Task statement: Please swap every "candle-body" in the items below for "candlestick-body", change nothing else, and leave out the pictures when you give the lines again.

Input data:
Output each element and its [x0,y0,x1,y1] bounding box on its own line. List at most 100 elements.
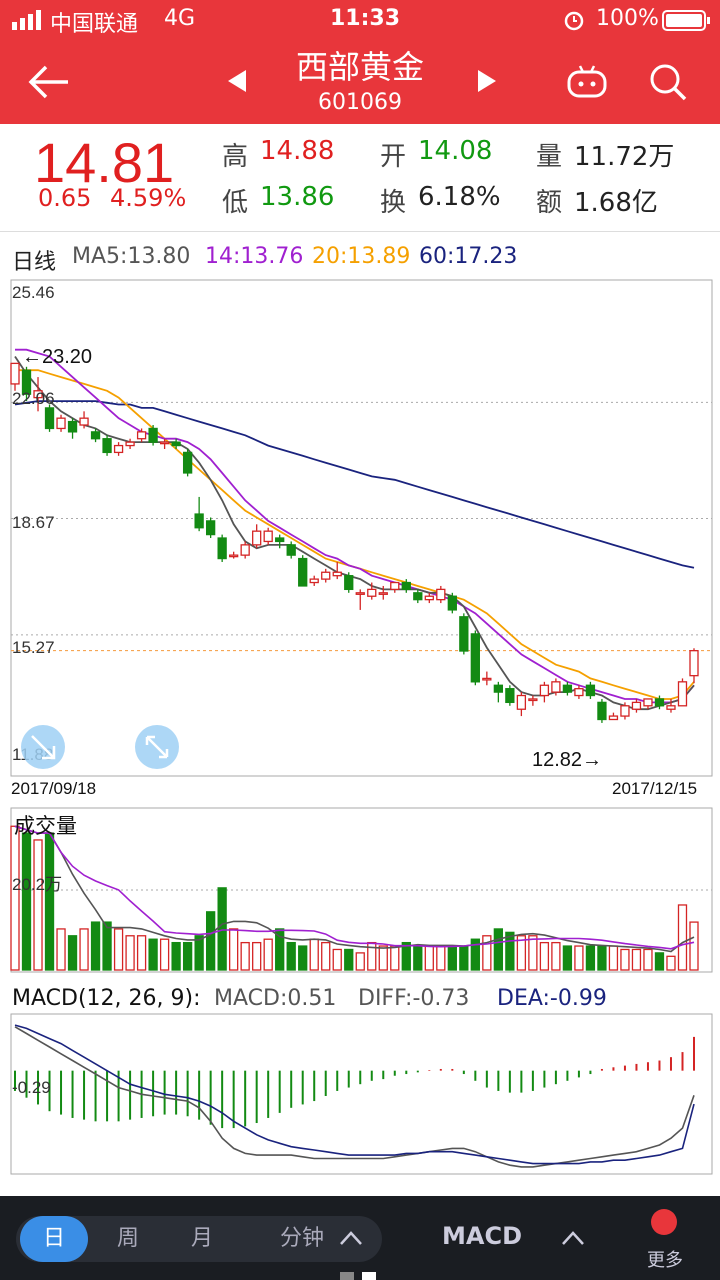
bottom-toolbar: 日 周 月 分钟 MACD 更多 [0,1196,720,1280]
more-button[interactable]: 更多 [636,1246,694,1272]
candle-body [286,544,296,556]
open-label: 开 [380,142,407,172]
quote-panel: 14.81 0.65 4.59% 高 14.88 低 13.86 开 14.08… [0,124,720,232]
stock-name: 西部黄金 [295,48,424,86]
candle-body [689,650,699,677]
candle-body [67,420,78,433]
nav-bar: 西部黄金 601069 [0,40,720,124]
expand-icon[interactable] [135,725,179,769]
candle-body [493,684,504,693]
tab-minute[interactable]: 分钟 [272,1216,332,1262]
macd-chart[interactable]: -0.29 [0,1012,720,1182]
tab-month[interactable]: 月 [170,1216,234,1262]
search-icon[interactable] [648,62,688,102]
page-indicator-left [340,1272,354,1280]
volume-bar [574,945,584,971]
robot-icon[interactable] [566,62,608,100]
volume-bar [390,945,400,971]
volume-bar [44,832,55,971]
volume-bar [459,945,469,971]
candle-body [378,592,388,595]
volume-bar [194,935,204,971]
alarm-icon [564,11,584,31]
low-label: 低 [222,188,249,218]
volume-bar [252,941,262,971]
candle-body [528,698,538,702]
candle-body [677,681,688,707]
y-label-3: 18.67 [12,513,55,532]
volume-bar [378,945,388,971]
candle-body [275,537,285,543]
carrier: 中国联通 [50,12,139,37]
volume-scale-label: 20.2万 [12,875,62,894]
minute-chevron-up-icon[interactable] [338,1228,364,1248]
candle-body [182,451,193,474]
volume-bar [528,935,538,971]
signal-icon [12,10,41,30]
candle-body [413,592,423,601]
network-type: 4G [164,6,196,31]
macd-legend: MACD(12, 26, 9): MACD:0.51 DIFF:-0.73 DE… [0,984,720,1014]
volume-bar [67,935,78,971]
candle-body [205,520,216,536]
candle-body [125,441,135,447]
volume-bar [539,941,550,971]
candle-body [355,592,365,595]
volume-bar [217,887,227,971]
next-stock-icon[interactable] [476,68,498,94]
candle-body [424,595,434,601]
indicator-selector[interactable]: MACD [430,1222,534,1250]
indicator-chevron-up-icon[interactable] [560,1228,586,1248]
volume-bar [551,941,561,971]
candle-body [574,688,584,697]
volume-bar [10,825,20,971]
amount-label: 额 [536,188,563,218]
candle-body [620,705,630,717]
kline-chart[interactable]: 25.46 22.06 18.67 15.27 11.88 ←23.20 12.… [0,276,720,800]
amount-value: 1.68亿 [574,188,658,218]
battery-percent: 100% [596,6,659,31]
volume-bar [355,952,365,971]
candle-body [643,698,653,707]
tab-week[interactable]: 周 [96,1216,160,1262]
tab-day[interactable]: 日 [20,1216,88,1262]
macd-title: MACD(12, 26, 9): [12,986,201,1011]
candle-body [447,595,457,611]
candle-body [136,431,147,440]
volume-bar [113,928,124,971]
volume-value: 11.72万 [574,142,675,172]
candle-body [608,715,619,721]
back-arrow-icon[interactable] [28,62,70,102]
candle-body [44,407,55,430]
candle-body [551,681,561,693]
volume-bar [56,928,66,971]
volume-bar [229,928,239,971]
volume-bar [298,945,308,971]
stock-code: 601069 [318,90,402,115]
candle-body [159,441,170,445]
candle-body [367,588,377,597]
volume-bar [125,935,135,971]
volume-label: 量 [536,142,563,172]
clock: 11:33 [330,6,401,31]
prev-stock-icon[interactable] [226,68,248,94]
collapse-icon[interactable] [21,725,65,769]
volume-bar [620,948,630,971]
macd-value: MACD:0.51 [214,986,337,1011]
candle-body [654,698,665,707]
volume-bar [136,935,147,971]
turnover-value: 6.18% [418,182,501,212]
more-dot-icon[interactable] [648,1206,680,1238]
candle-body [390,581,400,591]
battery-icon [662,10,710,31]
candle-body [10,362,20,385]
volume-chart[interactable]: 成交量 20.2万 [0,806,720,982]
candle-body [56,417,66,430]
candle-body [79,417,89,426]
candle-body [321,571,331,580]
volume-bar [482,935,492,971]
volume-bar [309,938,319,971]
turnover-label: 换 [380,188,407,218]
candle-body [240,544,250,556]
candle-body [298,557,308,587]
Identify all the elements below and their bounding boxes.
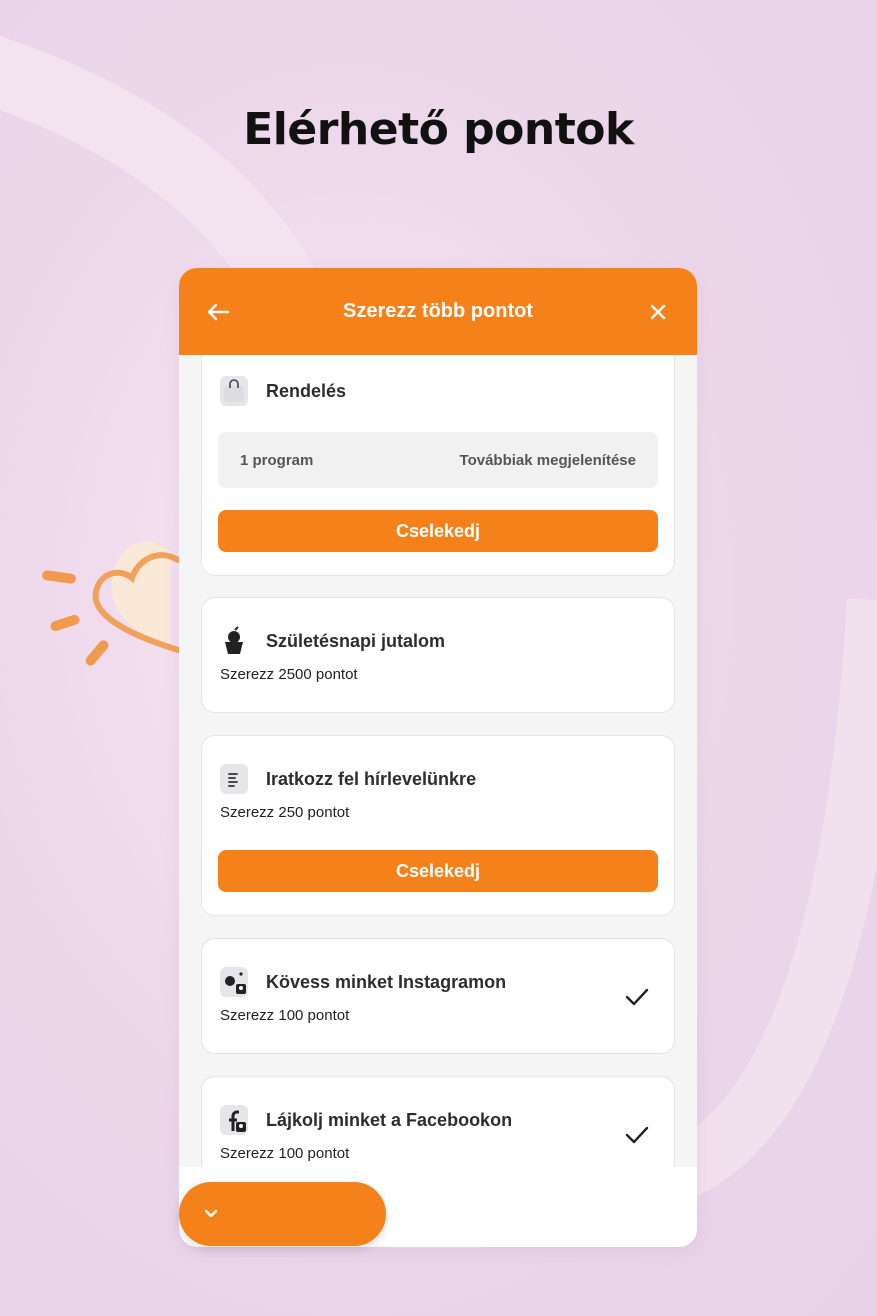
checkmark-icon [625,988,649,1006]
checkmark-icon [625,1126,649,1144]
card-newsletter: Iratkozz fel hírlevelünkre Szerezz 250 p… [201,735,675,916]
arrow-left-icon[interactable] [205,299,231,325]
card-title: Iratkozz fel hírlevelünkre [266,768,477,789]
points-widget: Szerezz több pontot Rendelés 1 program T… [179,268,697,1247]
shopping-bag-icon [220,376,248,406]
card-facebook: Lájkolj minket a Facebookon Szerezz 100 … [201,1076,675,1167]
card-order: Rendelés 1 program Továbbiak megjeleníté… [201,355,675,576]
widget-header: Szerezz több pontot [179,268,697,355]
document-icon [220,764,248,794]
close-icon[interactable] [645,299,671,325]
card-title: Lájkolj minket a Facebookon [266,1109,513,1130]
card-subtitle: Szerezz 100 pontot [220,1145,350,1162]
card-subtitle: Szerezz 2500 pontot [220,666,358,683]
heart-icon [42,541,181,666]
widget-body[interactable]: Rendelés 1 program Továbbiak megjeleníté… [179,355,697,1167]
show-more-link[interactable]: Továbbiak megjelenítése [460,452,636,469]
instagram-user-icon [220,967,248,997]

Worked answer:
Output each element and its [x0,y0,x1,y1] bounding box on its own line. List at most 100 elements.
bottom-toolbar: 日 周 月 分钟 MACD 更多 [0,1196,720,1280]
more-button[interactable]: 更多 [636,1246,694,1272]
candlestick-body [286,544,296,556]
open-label: 开 [380,142,407,172]
quote-panel: 14.81 0.65 4.59% 高 14.88 低 13.86 开 14.08… [0,124,720,232]
stock-name: 西部黄金 [295,48,424,86]
candlestick-body [689,650,699,677]
candlestick-body [67,420,78,433]
nav-bar: 西部黄金 601069 [0,40,720,124]
expand-icon[interactable] [135,725,179,769]
candlestick-body [493,684,504,693]
tab-minute[interactable]: 分钟 [272,1216,332,1262]
macd-chart[interactable]: -0.29 [0,1012,720,1182]
tab-month[interactable]: 月 [170,1216,234,1262]
search-icon[interactable] [648,62,688,102]
page-indicator-left [340,1272,354,1280]
volume-bar [574,945,584,971]
robot-icon[interactable] [566,62,608,100]
volume-bar [390,945,400,971]
volume-bar [44,832,55,971]
volume-bar [459,945,469,971]
candlestick-body [378,592,388,595]
volume-bar [194,935,204,971]
alarm-icon [564,11,584,31]
low-label: 低 [222,188,249,218]
volume-bar [252,941,262,971]
candlestick-body [528,698,538,702]
candlestick-body [677,681,688,707]
y-label-3: 18.67 [12,513,55,532]
volume-bar [378,945,388,971]
candlestick-body [275,537,285,543]
carrier: 中国联通 [50,12,139,37]
volume-scale-label: 20.2万 [12,875,62,894]
minute-chevron-up-icon[interactable] [338,1228,364,1248]
candlestick-body [182,451,193,474]
volume-bar [528,935,538,971]
signal-icon [12,10,41,30]
candlestick-body [413,592,423,601]
network-type: 4G [164,6,196,31]
macd-legend: MACD(12, 26, 9): MACD:0.51 DIFF:-0.73 DE… [0,984,720,1014]
volume-bar [67,935,78,971]
candlestick-body [205,520,216,536]
candlestick-body [125,441,135,447]
volume-bar [539,941,550,971]
candlestick-body [355,592,365,595]
volume-bar [217,887,227,971]
next-stock-icon[interactable] [476,68,498,94]
candlestick-body [424,595,434,601]
indicator-selector[interactable]: MACD [430,1222,534,1250]
indicator-chevron-up-icon[interactable] [560,1228,586,1248]
volume-bar [551,941,561,971]
candlestick-body [574,688,584,697]
volume-bar [10,825,20,971]
amount-label: 额 [536,188,563,218]
candlestick-body [620,705,630,717]
kline-chart[interactable]: 25.46 22.06 18.67 15.27 11.88 ←23.20 12.… [0,276,720,800]
amount-value: 1.68亿 [574,188,658,218]
battery-percent: 100% [596,6,659,31]
volume-bar [355,952,365,971]
candlestick-body [643,698,653,707]
tab-week[interactable]: 周 [96,1216,160,1262]
tab-day[interactable]: 日 [20,1216,88,1262]
macd-title: MACD(12, 26, 9): [12,986,201,1011]
candlestick-body [447,595,457,611]
candlestick-body [136,431,147,440]
volume-bar [113,928,124,971]
volume-value: 11.72万 [574,142,675,172]
candlestick-body [608,715,619,721]
back-arrow-icon[interactable] [28,62,70,102]
candlestick-body [44,407,55,430]
candlestick-body [551,681,561,693]
volume-bar [56,928,66,971]
volume-bar [229,928,239,971]
volume-bar [298,945,308,971]
stock-code: 601069 [318,90,402,115]
candlestick-body [159,441,170,445]
candlestick-body [367,588,377,597]
volume-bar [125,935,135,971]
volume-label: 量 [536,142,563,172]
clock: 11:33 [330,6,401,31]
prev-stock-icon[interactable] [226,68,248,94]
collapse-icon[interactable] [21,725,65,769]
volume-bar [620,948,630,971]
macd-value: MACD:0.51 [214,986,337,1011]
candlestick-body [654,698,665,707]
volume-bar [136,935,147,971]
turnover-value: 6.18% [418,182,501,212]
more-dot-icon[interactable] [648,1206,680,1238]
candlestick-body [390,581,400,591]
battery-icon [662,10,710,31]
candlestick-body [10,362,20,385]
volume-chart[interactable]: 成交量 20.2万 [0,806,720,982]
candlestick-body [56,417,66,430]
candlestick-body [79,417,89,426]
candlestick-body [321,571,331,580]
volume-bar [482,935,492,971]
volume-bar [309,938,319,971]
turnover-label: 换 [380,188,407,218]
candlestick-body [240,544,250,556]
candlestick-body [298,557,308,587]
Identify all the elements below and their bounding boxes.
checkmark-icon [625,988,649,1006]
checkmark-icon [625,1126,649,1144]
card-newsletter: Iratkozz fel hírlevelünkre Szerezz 250 p… [201,735,675,916]
arrow-left-icon[interactable] [205,299,231,325]
card-title: Iratkozz fel hírlevelünkre [266,768,477,789]
points-widget: Szerezz több pontot Rendelés 1 program T… [179,268,697,1247]
shopping-bag-icon [220,376,248,406]
card-facebook: Lájkolj minket a Facebookon Szerezz 100 … [201,1076,675,1167]
card-order: Rendelés 1 program Továbbiak megjeleníté… [201,355,675,576]
widget-header: Szerezz több pontot [179,268,697,355]
document-icon [220,764,248,794]
close-icon[interactable] [645,299,671,325]
card-title: Lájkolj minket a Facebookon [266,1109,513,1130]
card-subtitle: Szerezz 100 pontot [220,1145,350,1162]
card-subtitle: Szerezz 2500 pontot [220,666,358,683]
heart-icon [42,541,181,666]
widget-body[interactable]: Rendelés 1 program Továbbiak megjeleníté… [179,355,697,1167]
show-more-link[interactable]: Továbbiak megjelenítése [460,452,636,469]
instagram-user-icon [220,967,248,997]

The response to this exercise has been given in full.